▶ WHAT YOU NEED TO DO:
Reproduce everything from the first line of the entries down to the line containing "y-tick-label: 1 [23,920,31,934]", including that line, and copy nothing past it.

▶ Annotated element entries:
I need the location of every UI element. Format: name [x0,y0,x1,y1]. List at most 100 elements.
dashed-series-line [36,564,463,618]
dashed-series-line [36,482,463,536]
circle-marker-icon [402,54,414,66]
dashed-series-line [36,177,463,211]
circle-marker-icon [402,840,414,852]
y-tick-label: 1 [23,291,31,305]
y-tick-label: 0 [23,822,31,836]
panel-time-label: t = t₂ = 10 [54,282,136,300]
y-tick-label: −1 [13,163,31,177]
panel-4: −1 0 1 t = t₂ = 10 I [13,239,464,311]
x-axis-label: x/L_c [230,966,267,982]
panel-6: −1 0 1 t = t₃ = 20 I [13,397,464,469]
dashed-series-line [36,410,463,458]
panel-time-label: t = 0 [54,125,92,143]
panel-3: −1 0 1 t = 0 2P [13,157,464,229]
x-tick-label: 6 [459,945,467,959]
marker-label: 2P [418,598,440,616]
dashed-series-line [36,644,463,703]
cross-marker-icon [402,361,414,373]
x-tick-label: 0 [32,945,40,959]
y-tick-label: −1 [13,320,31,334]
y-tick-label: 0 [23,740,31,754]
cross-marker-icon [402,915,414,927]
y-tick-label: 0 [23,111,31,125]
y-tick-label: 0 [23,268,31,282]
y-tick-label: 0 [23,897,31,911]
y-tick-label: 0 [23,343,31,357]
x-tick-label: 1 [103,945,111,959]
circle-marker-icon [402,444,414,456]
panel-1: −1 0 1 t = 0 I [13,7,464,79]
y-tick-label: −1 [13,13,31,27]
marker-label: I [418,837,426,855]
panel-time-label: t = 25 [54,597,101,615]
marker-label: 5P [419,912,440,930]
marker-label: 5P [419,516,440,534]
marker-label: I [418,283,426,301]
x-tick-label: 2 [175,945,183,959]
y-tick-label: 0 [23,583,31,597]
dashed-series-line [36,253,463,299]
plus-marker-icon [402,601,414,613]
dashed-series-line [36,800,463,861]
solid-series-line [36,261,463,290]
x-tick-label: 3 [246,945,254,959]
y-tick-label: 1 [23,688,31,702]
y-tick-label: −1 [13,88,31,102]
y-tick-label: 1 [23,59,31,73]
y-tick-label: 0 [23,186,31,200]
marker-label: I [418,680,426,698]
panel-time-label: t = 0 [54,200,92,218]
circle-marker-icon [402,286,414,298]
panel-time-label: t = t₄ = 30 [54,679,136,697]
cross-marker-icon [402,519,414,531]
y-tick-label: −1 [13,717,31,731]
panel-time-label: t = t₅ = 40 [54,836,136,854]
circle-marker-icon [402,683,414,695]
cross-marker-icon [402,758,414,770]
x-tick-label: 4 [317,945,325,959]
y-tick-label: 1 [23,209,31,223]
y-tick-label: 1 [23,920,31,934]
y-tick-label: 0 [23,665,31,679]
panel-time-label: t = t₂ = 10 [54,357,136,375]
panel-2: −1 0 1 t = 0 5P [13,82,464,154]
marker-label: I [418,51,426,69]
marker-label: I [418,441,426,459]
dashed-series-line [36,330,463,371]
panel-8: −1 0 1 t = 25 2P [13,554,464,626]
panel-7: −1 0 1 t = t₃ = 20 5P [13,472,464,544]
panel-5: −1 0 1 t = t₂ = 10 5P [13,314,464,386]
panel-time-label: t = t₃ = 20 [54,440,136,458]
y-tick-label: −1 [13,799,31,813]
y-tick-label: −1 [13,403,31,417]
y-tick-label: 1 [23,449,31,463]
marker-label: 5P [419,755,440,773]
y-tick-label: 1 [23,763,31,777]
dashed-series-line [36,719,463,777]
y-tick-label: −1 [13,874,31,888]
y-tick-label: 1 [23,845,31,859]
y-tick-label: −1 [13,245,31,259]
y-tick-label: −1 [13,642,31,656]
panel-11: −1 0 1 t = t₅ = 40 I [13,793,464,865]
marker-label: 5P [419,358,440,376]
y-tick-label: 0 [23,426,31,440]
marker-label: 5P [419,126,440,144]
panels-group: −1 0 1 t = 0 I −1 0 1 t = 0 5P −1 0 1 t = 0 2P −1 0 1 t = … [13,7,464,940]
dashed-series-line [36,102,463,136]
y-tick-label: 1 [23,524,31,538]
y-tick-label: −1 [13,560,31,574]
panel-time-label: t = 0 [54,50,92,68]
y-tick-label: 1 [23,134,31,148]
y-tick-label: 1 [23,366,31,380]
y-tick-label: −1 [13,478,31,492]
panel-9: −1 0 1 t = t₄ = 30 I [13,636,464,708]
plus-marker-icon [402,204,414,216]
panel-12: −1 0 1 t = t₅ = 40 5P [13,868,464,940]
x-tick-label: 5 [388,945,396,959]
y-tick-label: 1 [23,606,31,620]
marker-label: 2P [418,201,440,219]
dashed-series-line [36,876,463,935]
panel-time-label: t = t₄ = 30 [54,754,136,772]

▶ RESULT OF THE TASK:
I need the location of every UI element. Format: name [x0,y0,x1,y1]. List at most 100 elements.
dashed-series-line [36,564,463,618]
dashed-series-line [36,482,463,536]
circle-marker-icon [402,54,414,66]
dashed-series-line [36,177,463,211]
circle-marker-icon [402,840,414,852]
y-tick-label: 1 [23,291,31,305]
y-tick-label: 0 [23,822,31,836]
panel-time-label: t = t₂ = 10 [54,282,136,300]
y-tick-label: −1 [13,163,31,177]
panel-4: −1 0 1 t = t₂ = 10 I [13,239,464,311]
x-axis-label: x/L_c [230,966,267,982]
panel-6: −1 0 1 t = t₃ = 20 I [13,397,464,469]
dashed-series-line [36,410,463,458]
panel-time-label: t = 0 [54,125,92,143]
panel-3: −1 0 1 t = 0 2P [13,157,464,229]
x-tick-label: 6 [459,945,467,959]
marker-label: 2P [418,598,440,616]
dashed-series-line [36,644,463,703]
cross-marker-icon [402,361,414,373]
x-tick-label: 0 [32,945,40,959]
y-tick-label: −1 [13,320,31,334]
y-tick-label: 0 [23,740,31,754]
cross-marker-icon [402,915,414,927]
y-tick-label: 0 [23,111,31,125]
y-tick-label: 0 [23,268,31,282]
y-tick-label: 0 [23,897,31,911]
y-tick-label: 0 [23,343,31,357]
x-tick-label: 1 [103,945,111,959]
circle-marker-icon [402,444,414,456]
panel-1: −1 0 1 t = 0 I [13,7,464,79]
y-tick-label: −1 [13,13,31,27]
marker-label: I [418,837,426,855]
panel-time-label: t = 25 [54,597,101,615]
marker-label: 5P [419,912,440,930]
marker-label: 5P [419,516,440,534]
marker-label: I [418,283,426,301]
x-tick-label: 2 [175,945,183,959]
y-tick-label: 0 [23,583,31,597]
dashed-series-line [36,253,463,299]
plus-marker-icon [402,601,414,613]
dashed-series-line [36,800,463,861]
solid-series-line [36,261,463,290]
x-tick-label: 3 [246,945,254,959]
y-tick-label: 1 [23,688,31,702]
y-tick-label: −1 [13,88,31,102]
y-tick-label: 1 [23,59,31,73]
y-tick-label: 0 [23,186,31,200]
marker-label: I [418,680,426,698]
panel-time-label: t = 0 [54,200,92,218]
circle-marker-icon [402,286,414,298]
panel-time-label: t = t₄ = 30 [54,679,136,697]
cross-marker-icon [402,519,414,531]
y-tick-label: −1 [13,717,31,731]
panel-time-label: t = t₅ = 40 [54,836,136,854]
circle-marker-icon [402,683,414,695]
cross-marker-icon [402,758,414,770]
x-tick-label: 4 [317,945,325,959]
y-tick-label: 1 [23,209,31,223]
y-tick-label: 1 [23,920,31,934]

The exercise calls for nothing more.